(Rows from a figure dataset)

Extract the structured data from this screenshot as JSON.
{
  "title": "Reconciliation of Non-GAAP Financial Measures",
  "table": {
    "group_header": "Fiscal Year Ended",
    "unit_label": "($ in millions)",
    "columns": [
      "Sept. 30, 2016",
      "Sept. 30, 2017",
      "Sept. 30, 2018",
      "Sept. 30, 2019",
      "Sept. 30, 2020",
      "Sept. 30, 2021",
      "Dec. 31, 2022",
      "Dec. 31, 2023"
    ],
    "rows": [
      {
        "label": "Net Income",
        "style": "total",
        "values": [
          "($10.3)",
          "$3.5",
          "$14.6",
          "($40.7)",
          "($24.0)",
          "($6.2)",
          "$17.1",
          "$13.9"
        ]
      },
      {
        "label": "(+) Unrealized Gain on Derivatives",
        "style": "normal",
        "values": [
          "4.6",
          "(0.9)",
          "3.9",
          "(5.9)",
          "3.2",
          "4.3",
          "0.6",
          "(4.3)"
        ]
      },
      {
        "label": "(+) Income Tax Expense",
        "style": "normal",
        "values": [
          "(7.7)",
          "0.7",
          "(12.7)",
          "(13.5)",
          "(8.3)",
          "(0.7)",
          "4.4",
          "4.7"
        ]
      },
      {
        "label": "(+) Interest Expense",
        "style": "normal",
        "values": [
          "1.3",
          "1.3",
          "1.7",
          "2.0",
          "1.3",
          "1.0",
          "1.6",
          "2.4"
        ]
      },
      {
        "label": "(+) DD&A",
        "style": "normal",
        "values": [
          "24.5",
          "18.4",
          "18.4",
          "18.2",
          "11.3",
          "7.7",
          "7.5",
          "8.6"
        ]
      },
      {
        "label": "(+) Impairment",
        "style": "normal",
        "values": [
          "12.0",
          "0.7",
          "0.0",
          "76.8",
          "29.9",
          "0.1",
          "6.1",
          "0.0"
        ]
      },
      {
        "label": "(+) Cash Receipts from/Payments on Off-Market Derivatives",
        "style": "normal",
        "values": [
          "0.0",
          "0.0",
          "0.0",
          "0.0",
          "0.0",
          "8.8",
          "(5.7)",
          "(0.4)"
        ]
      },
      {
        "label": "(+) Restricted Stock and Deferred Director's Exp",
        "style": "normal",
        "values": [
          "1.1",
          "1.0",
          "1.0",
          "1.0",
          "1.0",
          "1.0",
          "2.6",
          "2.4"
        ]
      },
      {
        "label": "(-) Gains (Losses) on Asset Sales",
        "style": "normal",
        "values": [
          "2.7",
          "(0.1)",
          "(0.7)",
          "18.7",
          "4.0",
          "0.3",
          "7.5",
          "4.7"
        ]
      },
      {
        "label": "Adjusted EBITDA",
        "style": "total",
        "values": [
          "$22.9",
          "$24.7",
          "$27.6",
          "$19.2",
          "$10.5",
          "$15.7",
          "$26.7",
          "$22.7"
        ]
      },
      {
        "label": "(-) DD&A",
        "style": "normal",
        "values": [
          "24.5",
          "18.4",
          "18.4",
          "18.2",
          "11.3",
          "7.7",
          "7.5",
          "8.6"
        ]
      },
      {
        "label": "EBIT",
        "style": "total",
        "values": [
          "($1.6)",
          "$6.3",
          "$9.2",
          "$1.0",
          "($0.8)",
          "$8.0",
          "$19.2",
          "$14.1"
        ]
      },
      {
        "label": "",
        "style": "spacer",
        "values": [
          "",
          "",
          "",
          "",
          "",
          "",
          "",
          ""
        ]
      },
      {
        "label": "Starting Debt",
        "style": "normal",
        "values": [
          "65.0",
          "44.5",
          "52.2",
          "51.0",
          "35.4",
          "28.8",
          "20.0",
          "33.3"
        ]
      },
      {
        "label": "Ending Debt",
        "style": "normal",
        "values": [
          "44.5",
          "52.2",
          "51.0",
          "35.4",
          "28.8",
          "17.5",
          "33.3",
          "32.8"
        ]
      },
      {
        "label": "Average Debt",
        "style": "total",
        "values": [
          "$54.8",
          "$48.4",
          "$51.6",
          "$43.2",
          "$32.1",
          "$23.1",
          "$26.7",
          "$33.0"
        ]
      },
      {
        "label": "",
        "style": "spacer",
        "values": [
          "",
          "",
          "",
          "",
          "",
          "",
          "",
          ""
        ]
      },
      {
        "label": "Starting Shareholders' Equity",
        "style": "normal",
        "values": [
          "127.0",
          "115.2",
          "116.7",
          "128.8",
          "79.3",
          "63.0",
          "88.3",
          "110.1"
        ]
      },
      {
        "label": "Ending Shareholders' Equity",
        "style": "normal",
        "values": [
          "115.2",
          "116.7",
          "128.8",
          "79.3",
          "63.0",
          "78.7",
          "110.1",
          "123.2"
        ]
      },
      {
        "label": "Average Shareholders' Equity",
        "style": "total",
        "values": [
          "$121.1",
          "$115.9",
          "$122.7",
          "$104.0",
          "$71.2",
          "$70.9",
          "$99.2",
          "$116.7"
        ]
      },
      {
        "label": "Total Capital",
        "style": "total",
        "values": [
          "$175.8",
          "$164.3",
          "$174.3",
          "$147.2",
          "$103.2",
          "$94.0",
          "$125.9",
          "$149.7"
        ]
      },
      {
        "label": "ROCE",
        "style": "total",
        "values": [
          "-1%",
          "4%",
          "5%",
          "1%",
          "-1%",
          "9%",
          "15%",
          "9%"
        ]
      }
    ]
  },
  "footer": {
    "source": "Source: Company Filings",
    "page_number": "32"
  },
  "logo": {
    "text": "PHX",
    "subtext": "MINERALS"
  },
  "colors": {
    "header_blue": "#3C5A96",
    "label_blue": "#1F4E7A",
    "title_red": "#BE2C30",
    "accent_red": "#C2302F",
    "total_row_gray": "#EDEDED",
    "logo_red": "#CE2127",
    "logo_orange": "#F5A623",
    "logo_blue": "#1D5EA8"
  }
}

- [Task brief]
Look through the data and show every line containing "Starting".

- [Full solution]
        "label": "Starting Debt",
        "label": "Starting Shareholders' Equity",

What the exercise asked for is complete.